# [Set task]
Give the number of lines in the data that hold the word "attacks", and nothing else.

(Figure data in JSON)
====
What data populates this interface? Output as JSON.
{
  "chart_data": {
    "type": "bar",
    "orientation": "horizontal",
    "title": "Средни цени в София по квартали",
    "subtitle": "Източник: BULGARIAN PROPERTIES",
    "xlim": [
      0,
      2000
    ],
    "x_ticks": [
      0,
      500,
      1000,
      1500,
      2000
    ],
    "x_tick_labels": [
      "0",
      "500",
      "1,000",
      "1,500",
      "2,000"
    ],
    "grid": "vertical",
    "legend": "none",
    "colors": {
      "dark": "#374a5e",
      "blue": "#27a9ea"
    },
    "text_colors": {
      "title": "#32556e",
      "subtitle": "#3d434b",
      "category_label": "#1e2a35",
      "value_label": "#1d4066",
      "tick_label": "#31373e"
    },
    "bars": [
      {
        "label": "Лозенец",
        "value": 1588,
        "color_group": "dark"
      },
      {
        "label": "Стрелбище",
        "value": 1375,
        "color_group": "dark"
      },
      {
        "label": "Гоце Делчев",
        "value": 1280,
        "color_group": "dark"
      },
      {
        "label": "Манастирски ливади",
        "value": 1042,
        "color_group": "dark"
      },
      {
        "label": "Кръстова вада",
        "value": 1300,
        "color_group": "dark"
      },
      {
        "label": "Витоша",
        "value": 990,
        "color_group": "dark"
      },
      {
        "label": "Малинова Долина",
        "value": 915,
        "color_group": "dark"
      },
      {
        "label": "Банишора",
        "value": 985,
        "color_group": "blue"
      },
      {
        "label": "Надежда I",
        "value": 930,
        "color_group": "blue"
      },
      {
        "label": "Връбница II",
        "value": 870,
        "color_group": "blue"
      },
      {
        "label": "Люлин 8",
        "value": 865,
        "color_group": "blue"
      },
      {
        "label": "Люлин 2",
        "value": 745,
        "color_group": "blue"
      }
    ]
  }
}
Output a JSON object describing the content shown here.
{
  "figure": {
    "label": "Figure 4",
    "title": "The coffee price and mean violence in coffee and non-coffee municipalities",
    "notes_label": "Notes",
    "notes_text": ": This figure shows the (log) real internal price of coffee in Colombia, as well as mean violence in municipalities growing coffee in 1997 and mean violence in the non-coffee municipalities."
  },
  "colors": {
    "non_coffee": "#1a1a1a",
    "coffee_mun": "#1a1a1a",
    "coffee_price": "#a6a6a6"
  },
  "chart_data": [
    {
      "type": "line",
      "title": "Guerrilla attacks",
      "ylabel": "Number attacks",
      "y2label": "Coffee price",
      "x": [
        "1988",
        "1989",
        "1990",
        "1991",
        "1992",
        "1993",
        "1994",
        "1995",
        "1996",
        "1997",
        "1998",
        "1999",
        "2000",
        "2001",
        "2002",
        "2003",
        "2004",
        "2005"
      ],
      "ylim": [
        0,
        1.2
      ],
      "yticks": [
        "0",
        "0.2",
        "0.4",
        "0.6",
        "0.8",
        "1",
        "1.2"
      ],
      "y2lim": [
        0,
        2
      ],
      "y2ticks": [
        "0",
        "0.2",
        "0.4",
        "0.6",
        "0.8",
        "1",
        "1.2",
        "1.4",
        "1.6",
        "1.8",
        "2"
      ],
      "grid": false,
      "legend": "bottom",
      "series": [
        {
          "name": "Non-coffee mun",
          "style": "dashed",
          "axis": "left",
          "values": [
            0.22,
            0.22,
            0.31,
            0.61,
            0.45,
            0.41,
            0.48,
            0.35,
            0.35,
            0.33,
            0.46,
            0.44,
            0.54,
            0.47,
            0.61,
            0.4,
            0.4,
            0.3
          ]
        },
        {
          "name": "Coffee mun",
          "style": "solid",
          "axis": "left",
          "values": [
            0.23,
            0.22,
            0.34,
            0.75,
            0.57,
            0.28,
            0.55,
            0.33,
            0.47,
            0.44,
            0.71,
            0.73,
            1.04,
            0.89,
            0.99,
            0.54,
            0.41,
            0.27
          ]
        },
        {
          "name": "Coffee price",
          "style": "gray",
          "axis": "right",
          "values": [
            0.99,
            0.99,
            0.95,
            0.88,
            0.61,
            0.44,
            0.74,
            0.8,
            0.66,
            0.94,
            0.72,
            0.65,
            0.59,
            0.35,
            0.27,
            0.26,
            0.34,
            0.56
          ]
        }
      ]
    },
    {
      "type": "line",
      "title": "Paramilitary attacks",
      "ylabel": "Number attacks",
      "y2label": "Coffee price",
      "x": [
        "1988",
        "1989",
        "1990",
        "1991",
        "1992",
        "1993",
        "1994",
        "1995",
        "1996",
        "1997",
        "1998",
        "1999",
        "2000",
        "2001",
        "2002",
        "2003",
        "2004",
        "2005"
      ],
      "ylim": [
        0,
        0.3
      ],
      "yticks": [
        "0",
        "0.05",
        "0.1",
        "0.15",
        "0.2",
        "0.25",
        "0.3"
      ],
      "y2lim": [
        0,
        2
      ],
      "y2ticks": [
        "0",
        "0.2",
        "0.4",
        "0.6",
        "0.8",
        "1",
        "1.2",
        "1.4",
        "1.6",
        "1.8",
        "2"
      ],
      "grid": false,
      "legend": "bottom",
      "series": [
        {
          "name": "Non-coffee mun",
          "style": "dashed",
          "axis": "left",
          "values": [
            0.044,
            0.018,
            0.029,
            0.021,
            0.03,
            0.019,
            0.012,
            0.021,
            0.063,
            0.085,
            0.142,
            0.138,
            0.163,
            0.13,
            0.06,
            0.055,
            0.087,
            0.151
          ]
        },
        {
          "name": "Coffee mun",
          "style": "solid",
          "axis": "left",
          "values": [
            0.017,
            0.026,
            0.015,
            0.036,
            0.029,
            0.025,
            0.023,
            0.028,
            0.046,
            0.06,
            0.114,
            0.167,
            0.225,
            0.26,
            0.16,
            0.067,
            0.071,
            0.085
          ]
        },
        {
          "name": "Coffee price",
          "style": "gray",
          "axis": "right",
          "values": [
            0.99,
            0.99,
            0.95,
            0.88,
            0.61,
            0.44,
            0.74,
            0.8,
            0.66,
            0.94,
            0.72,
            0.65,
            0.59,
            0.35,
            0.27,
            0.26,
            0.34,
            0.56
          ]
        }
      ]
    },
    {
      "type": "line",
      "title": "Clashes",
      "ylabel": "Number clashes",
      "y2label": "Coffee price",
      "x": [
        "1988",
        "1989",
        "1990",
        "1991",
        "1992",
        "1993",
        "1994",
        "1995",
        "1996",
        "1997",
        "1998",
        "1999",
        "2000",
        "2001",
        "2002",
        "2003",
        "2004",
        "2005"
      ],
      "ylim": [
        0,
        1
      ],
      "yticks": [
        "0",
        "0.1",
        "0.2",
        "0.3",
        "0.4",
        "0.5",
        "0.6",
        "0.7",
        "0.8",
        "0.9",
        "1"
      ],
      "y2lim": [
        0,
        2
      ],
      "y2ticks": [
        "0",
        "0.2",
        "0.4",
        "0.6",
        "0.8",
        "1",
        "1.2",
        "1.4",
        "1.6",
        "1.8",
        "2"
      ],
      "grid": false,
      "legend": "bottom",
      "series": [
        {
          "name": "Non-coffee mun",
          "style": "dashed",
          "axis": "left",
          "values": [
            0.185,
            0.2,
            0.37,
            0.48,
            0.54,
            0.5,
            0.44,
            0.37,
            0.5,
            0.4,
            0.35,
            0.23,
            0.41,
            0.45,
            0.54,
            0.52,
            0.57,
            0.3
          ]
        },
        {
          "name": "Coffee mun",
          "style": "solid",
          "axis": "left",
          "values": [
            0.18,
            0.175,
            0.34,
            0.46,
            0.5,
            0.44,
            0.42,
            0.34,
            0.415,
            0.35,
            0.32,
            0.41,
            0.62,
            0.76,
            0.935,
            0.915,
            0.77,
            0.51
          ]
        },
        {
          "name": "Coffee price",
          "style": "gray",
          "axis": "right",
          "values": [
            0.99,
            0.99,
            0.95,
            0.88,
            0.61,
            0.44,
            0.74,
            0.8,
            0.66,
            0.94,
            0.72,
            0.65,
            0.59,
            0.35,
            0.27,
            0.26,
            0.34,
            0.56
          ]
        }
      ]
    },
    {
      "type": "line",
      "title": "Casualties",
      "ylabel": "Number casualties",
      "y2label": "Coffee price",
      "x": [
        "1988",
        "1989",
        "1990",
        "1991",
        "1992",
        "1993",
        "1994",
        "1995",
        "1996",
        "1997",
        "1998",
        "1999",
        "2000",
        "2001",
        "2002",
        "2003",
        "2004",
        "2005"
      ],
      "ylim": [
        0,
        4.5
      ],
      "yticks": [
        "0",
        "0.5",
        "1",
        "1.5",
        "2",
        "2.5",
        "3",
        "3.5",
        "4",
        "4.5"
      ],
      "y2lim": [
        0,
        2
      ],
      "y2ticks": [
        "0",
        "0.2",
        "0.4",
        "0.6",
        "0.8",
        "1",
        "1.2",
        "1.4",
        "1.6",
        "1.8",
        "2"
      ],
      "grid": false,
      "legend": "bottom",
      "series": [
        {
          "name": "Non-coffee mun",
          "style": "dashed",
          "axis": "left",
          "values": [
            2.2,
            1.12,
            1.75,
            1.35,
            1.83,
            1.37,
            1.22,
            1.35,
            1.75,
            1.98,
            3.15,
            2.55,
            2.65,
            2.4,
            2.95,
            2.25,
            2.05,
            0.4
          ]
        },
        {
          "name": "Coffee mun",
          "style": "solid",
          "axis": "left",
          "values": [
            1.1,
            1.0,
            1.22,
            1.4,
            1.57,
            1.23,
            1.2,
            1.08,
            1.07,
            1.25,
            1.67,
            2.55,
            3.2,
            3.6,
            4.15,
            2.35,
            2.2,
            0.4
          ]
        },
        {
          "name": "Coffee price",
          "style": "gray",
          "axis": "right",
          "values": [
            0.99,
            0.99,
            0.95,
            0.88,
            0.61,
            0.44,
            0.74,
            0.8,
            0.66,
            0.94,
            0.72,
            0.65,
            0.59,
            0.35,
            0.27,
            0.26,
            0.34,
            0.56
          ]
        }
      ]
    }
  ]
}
====
# [Answer]
4